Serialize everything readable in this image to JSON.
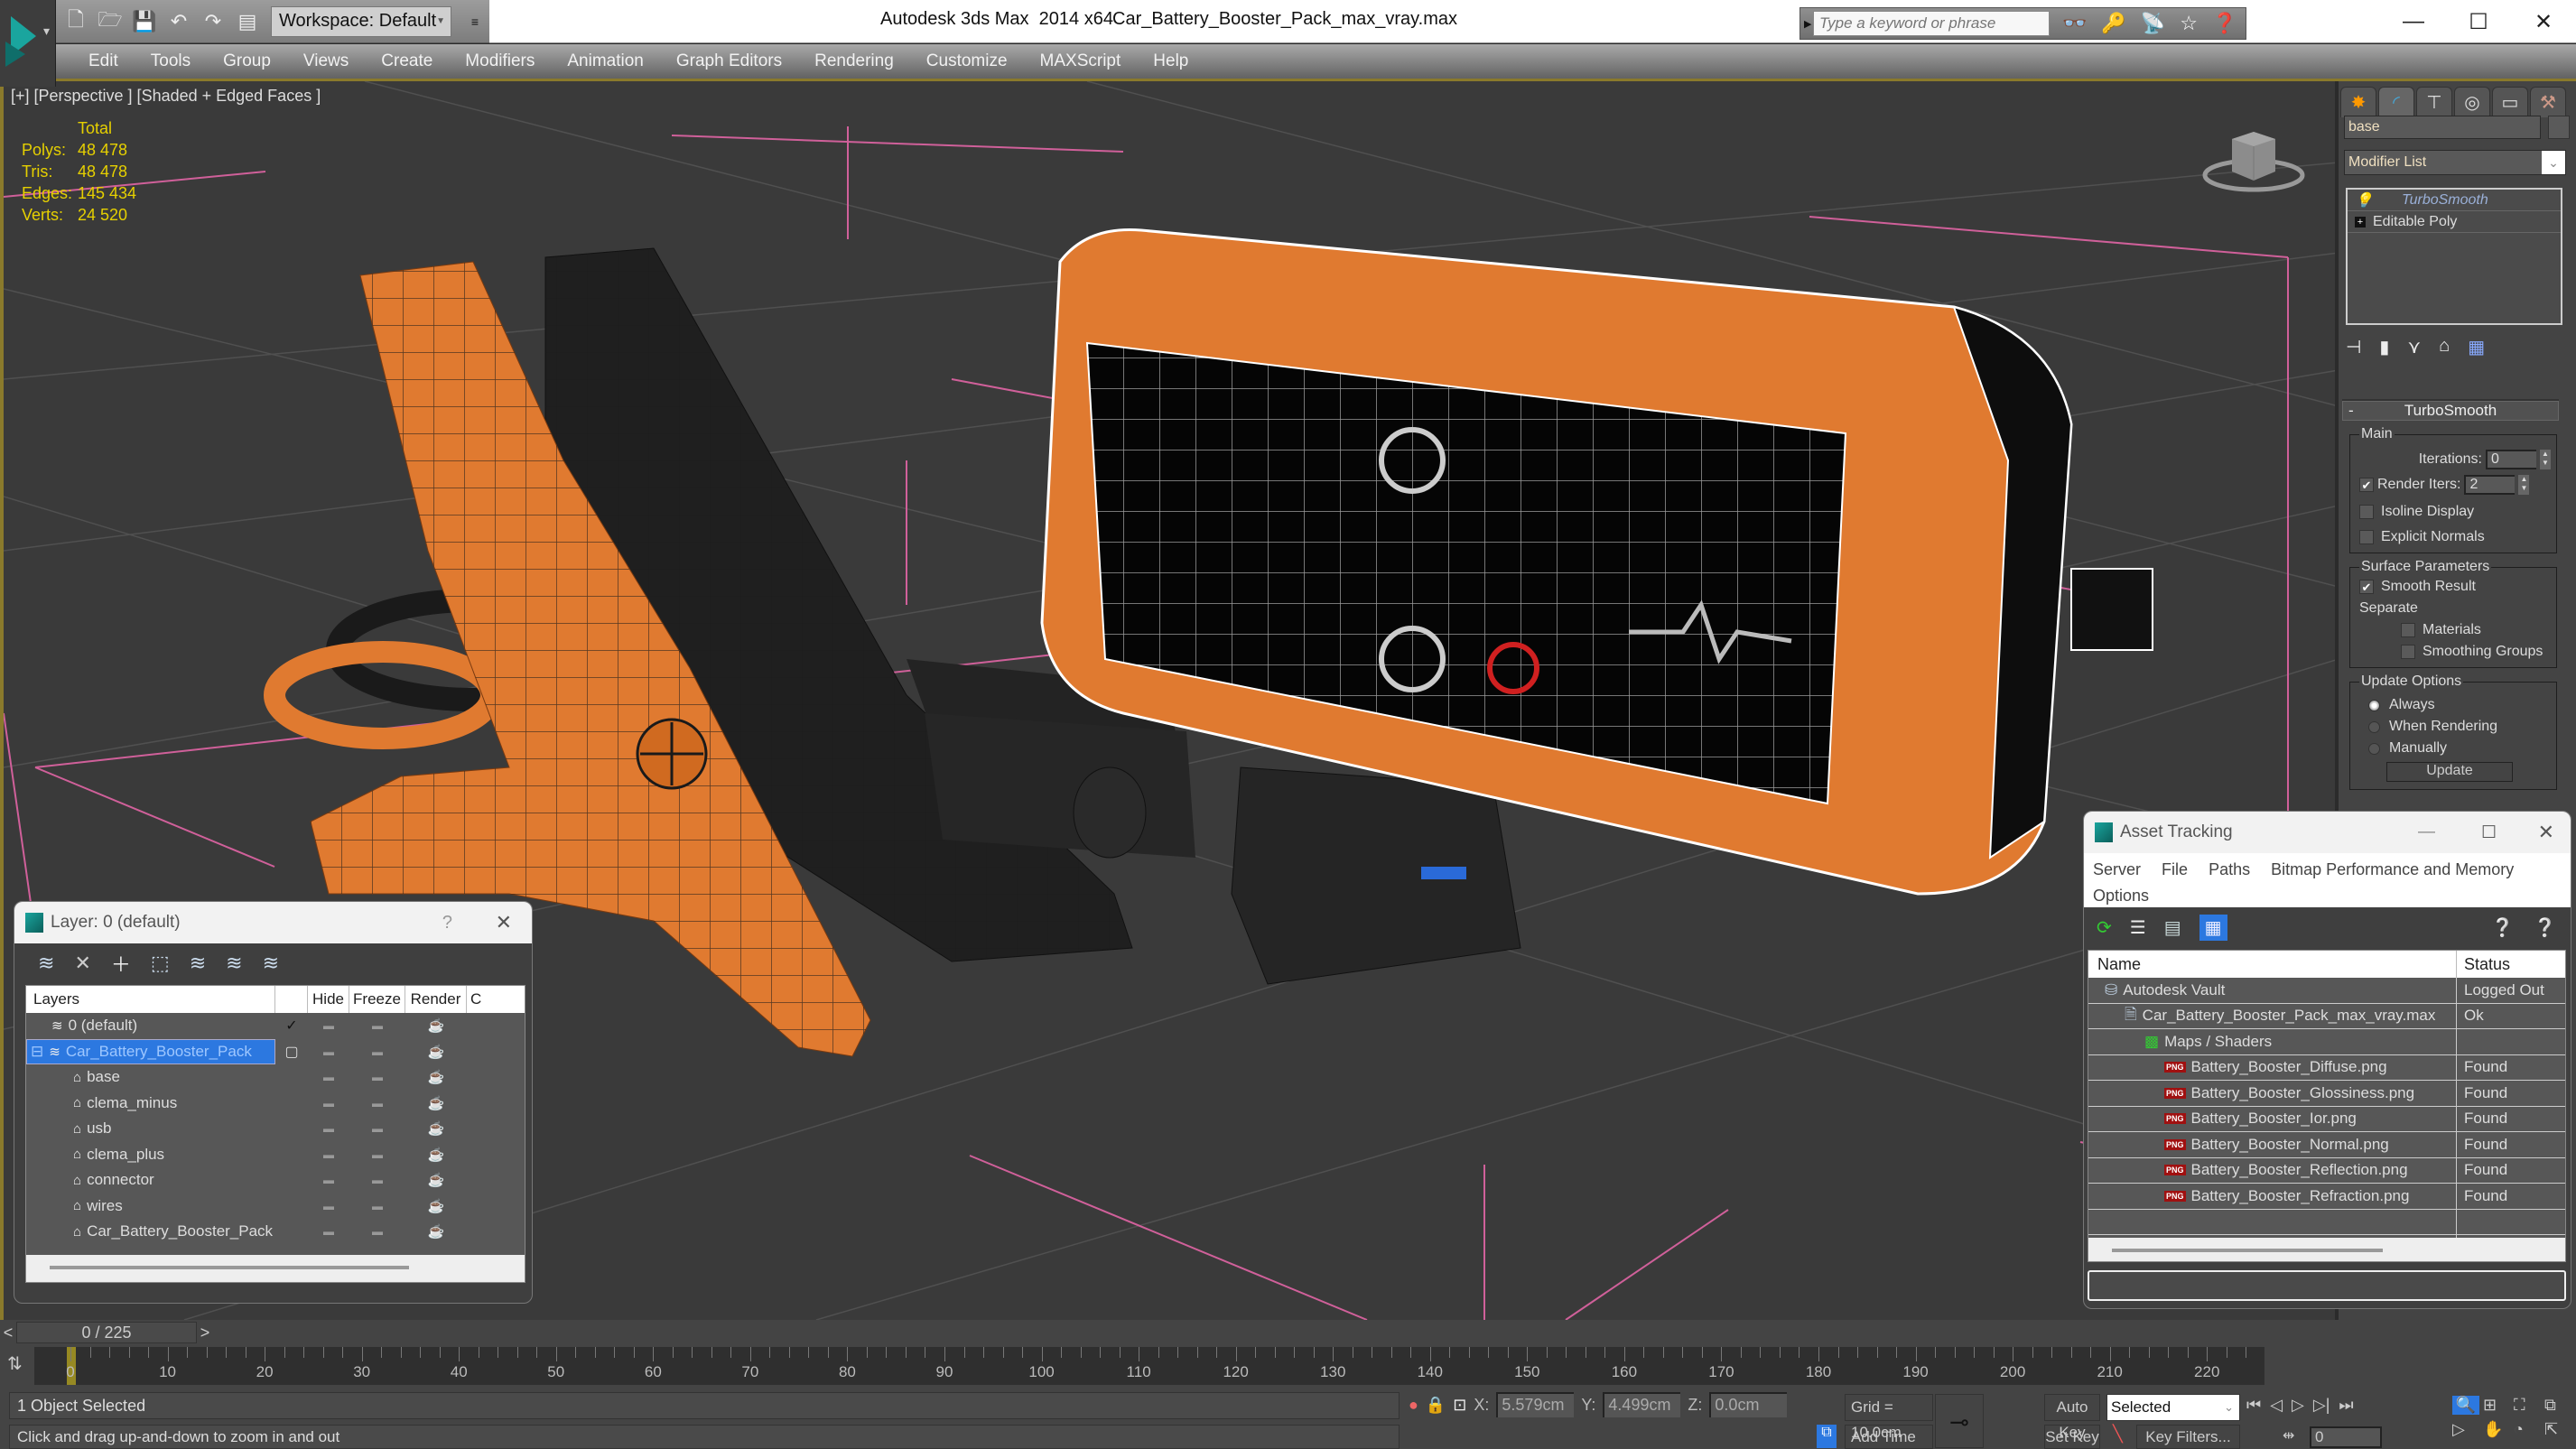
{
  "window": {
    "app_title": "Autodesk 3ds Max  2014 x64",
    "file_name": "Car_Battery_Booster_Pack_max_vray.max",
    "workspace": "Workspace: Default",
    "search_placeholder": "Type a keyword or phrase",
    "controls": {
      "minimize": "—",
      "maximize": "☐",
      "close": "✕"
    }
  },
  "quick_access": [
    "new-file-icon",
    "open-file-icon",
    "save-icon",
    "undo-icon",
    "redo-icon",
    "project-folder-icon"
  ],
  "menu": [
    "Edit",
    "Tools",
    "Group",
    "Views",
    "Create",
    "Modifiers",
    "Animation",
    "Graph Editors",
    "Rendering",
    "Customize",
    "MAXScript",
    "Help"
  ],
  "viewport": {
    "label": "[+] [Perspective ] [Shaded + Edged Faces ]",
    "stats": {
      "header": "Total",
      "rows": [
        {
          "key": "Polys:",
          "value": "48 478"
        },
        {
          "key": "Tris:",
          "value": "48 478"
        },
        {
          "key": "Edges:",
          "value": "145 434"
        },
        {
          "key": "Verts:",
          "value": "24 520"
        }
      ]
    },
    "colors": {
      "orange": "#e07a30",
      "black_part": "#1e1e1e",
      "grid_line": "#d0609a",
      "stats_text": "#e6d000"
    }
  },
  "command_panel": {
    "object_name": "base",
    "modifier_list": "Modifier List",
    "stack": [
      "TurboSmooth",
      "Editable Poly"
    ],
    "rollout_title": "TurboSmooth",
    "main": {
      "legend": "Main",
      "iterations_label": "Iterations:",
      "iterations_value": "0",
      "render_iters_label": "Render Iters:",
      "render_iters_value": "2",
      "render_iters_checked": true,
      "isoline_label": "Isoline Display",
      "isoline_checked": false,
      "explicit_label": "Explicit Normals",
      "explicit_checked": false
    },
    "surface": {
      "legend": "Surface Parameters",
      "smooth_result_label": "Smooth Result",
      "smooth_result_checked": true,
      "separate_label": "Separate",
      "materials_label": "Materials",
      "smoothing_groups_label": "Smoothing Groups"
    },
    "update": {
      "legend": "Update Options",
      "options": [
        "Always",
        "When Rendering",
        "Manually"
      ],
      "selected": "Always",
      "button": "Update"
    }
  },
  "layer_dialog": {
    "title": "Layer: 0 (default)",
    "help": "?",
    "close": "✕",
    "columns": [
      "Layers",
      "",
      "Hide",
      "Freeze",
      "Render",
      "C"
    ],
    "rows": [
      {
        "name": "0 (default)",
        "type": "layer",
        "current": true,
        "selected": false,
        "indent": 1
      },
      {
        "name": "Car_Battery_Booster_Pack",
        "type": "layer",
        "current": false,
        "selected": true,
        "indent": 0
      },
      {
        "name": "base",
        "type": "object",
        "indent": 2
      },
      {
        "name": "clema_minus",
        "type": "object",
        "indent": 2
      },
      {
        "name": "usb",
        "type": "object",
        "indent": 2
      },
      {
        "name": "clema_plus",
        "type": "object",
        "indent": 2
      },
      {
        "name": "connector",
        "type": "object",
        "indent": 2
      },
      {
        "name": "wires",
        "type": "object",
        "indent": 2
      },
      {
        "name": "Car_Battery_Booster_Pack",
        "type": "object",
        "indent": 2
      }
    ]
  },
  "asset_tracking": {
    "title": "Asset Tracking",
    "menu": [
      "Server",
      "File",
      "Paths",
      "Bitmap Performance and Memory",
      "Options"
    ],
    "columns": [
      "Name",
      "Status"
    ],
    "rows": [
      {
        "name": "Autodesk Vault",
        "status": "Logged Out",
        "icon": "vault-icon",
        "indent": 1
      },
      {
        "name": "Car_Battery_Booster_Pack_max_vray.max",
        "status": "Ok",
        "icon": "max-file-icon",
        "indent": 2
      },
      {
        "name": "Maps / Shaders",
        "status": "",
        "icon": "maps-icon",
        "indent": 3
      },
      {
        "name": "Battery_Booster_Diffuse.png",
        "status": "Found",
        "icon": "png-icon",
        "indent": 4
      },
      {
        "name": "Battery_Booster_Glossiness.png",
        "status": "Found",
        "icon": "png-icon",
        "indent": 4
      },
      {
        "name": "Battery_Booster_Ior.png",
        "status": "Found",
        "icon": "png-icon",
        "indent": 4
      },
      {
        "name": "Battery_Booster_Normal.png",
        "status": "Found",
        "icon": "png-icon",
        "indent": 4
      },
      {
        "name": "Battery_Booster_Reflection.png",
        "status": "Found",
        "icon": "png-icon",
        "indent": 4
      },
      {
        "name": "Battery_Booster_Refraction.png",
        "status": "Found",
        "icon": "png-icon",
        "indent": 4
      }
    ]
  },
  "timeline": {
    "frame_display": "0 / 225",
    "current_frame": 0,
    "total_frames": 225,
    "tick_labels": [
      0,
      10,
      20,
      30,
      40,
      50,
      60,
      70,
      80,
      90,
      100,
      110,
      120,
      130,
      140,
      150,
      160,
      170,
      180,
      190,
      200,
      210,
      220
    ]
  },
  "status": {
    "selection": "1 Object Selected",
    "prompt": "Click and drag up-and-down to zoom in and out",
    "x_label": "X:",
    "x": "5.579cm",
    "y_label": "Y:",
    "y": "4.499cm",
    "z_label": "Z:",
    "z": "0.0cm",
    "grid": "Grid = 10.0cm",
    "add_time_tag": "Add Time Tag",
    "auto_key": "Auto Key",
    "set_key": "Set Key",
    "key_mode": "Selected",
    "key_filters": "Key Filters...",
    "frame_field": "0"
  }
}
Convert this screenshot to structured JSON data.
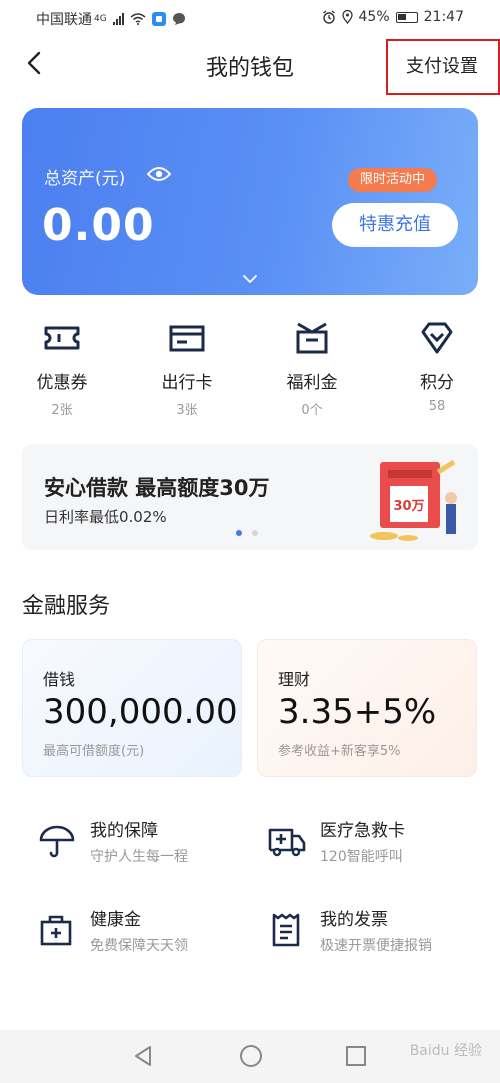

## [Work instructions]
Go through the listing above and write it all out exactly, leaving out any picture.

## [Answer to this exercise]
Serialize everything readable in this image to JSON.
{
  "window": {
    "app_title": "Autodesk 3ds Max  2014 x64",
    "file_name": "Car_Battery_Booster_Pack_max_vray.max",
    "workspace": "Workspace: Default",
    "search_placeholder": "Type a keyword or phrase",
    "controls": {
      "minimize": "—",
      "maximize": "☐",
      "close": "✕"
    }
  },
  "quick_access": [
    "new-file-icon",
    "open-file-icon",
    "save-icon",
    "undo-icon",
    "redo-icon",
    "project-folder-icon"
  ],
  "menu": [
    "Edit",
    "Tools",
    "Group",
    "Views",
    "Create",
    "Modifiers",
    "Animation",
    "Graph Editors",
    "Rendering",
    "Customize",
    "MAXScript",
    "Help"
  ],
  "viewport": {
    "label": "[+] [Perspective ] [Shaded + Edged Faces ]",
    "stats": {
      "header": "Total",
      "rows": [
        {
          "key": "Polys:",
          "value": "48 478"
        },
        {
          "key": "Tris:",
          "value": "48 478"
        },
        {
          "key": "Edges:",
          "value": "145 434"
        },
        {
          "key": "Verts:",
          "value": "24 520"
        }
      ]
    },
    "colors": {
      "orange": "#e07a30",
      "black_part": "#1e1e1e",
      "grid_line": "#d0609a",
      "stats_text": "#e6d000"
    }
  },
  "command_panel": {
    "object_name": "base",
    "modifier_list": "Modifier List",
    "stack": [
      "TurboSmooth",
      "Editable Poly"
    ],
    "rollout_title": "TurboSmooth",
    "main": {
      "legend": "Main",
      "iterations_label": "Iterations:",
      "iterations_value": "0",
      "render_iters_label": "Render Iters:",
      "render_iters_value": "2",
      "render_iters_checked": true,
      "isoline_label": "Isoline Display",
      "isoline_checked": false,
      "explicit_label": "Explicit Normals",
      "explicit_checked": false
    },
    "surface": {
      "legend": "Surface Parameters",
      "smooth_result_label": "Smooth Result",
      "smooth_result_checked": true,
      "separate_label": "Separate",
      "materials_label": "Materials",
      "smoothing_groups_label": "Smoothing Groups"
    },
    "update": {
      "legend": "Update Options",
      "options": [
        "Always",
        "When Rendering",
        "Manually"
      ],
      "selected": "Always",
      "button": "Update"
    }
  },
  "layer_dialog": {
    "title": "Layer: 0 (default)",
    "help": "?",
    "close": "✕",
    "columns": [
      "Layers",
      "",
      "Hide",
      "Freeze",
      "Render",
      "C"
    ],
    "rows": [
      {
        "name": "0 (default)",
        "type": "layer",
        "current": true,
        "selected": false,
        "indent": 1
      },
      {
        "name": "Car_Battery_Booster_Pack",
        "type": "layer",
        "current": false,
        "selected": true,
        "indent": 0
      },
      {
        "name": "base",
        "type": "object",
        "indent": 2
      },
      {
        "name": "clema_minus",
        "type": "object",
        "indent": 2
      },
      {
        "name": "usb",
        "type": "object",
        "indent": 2
      },
      {
        "name": "clema_plus",
        "type": "object",
        "indent": 2
      },
      {
        "name": "connector",
        "type": "object",
        "indent": 2
      },
      {
        "name": "wires",
        "type": "object",
        "indent": 2
      },
      {
        "name": "Car_Battery_Booster_Pack",
        "type": "object",
        "indent": 2
      }
    ]
  },
  "asset_tracking": {
    "title": "Asset Tracking",
    "menu": [
      "Server",
      "File",
      "Paths",
      "Bitmap Performance and Memory",
      "Options"
    ],
    "columns": [
      "Name",
      "Status"
    ],
    "rows": [
      {
        "name": "Autodesk Vault",
        "status": "Logged Out",
        "icon": "vault-icon",
        "indent": 1
      },
      {
        "name": "Car_Battery_Booster_Pack_max_vray.max",
        "status": "Ok",
        "icon": "max-file-icon",
        "indent": 2
      },
      {
        "name": "Maps / Shaders",
        "status": "",
        "icon": "maps-icon",
        "indent": 3
      },
      {
        "name": "Battery_Booster_Diffuse.png",
        "status": "Found",
        "icon": "png-icon",
        "indent": 4
      },
      {
        "name": "Battery_Booster_Glossiness.png",
        "status": "Found",
        "icon": "png-icon",
        "indent": 4
      },
      {
        "name": "Battery_Booster_Ior.png",
        "status": "Found",
        "icon": "png-icon",
        "indent": 4
      },
      {
        "name": "Battery_Booster_Normal.png",
        "status": "Found",
        "icon": "png-icon",
        "indent": 4
      },
      {
        "name": "Battery_Booster_Reflection.png",
        "status": "Found",
        "icon": "png-icon",
        "indent": 4
      },
      {
        "name": "Battery_Booster_Refraction.png",
        "status": "Found",
        "icon": "png-icon",
        "indent": 4
      }
    ]
  },
  "timeline": {
    "frame_display": "0 / 225",
    "current_frame": 0,
    "total_frames": 225,
    "tick_labels": [
      0,
      10,
      20,
      30,
      40,
      50,
      60,
      70,
      80,
      90,
      100,
      110,
      120,
      130,
      140,
      150,
      160,
      170,
      180,
      190,
      200,
      210,
      220
    ]
  },
  "status": {
    "selection": "1 Object Selected",
    "prompt": "Click and drag up-and-down to zoom in and out",
    "x_label": "X:",
    "x": "5.579cm",
    "y_label": "Y:",
    "y": "4.499cm",
    "z_label": "Z:",
    "z": "0.0cm",
    "grid": "Grid = 10.0cm",
    "add_time_tag": "Add Time Tag",
    "auto_key": "Auto Key",
    "set_key": "Set Key",
    "key_mode": "Selected",
    "key_filters": "Key Filters...",
    "frame_field": "0"
  }
}
Convert this screenshot to structured JSON data.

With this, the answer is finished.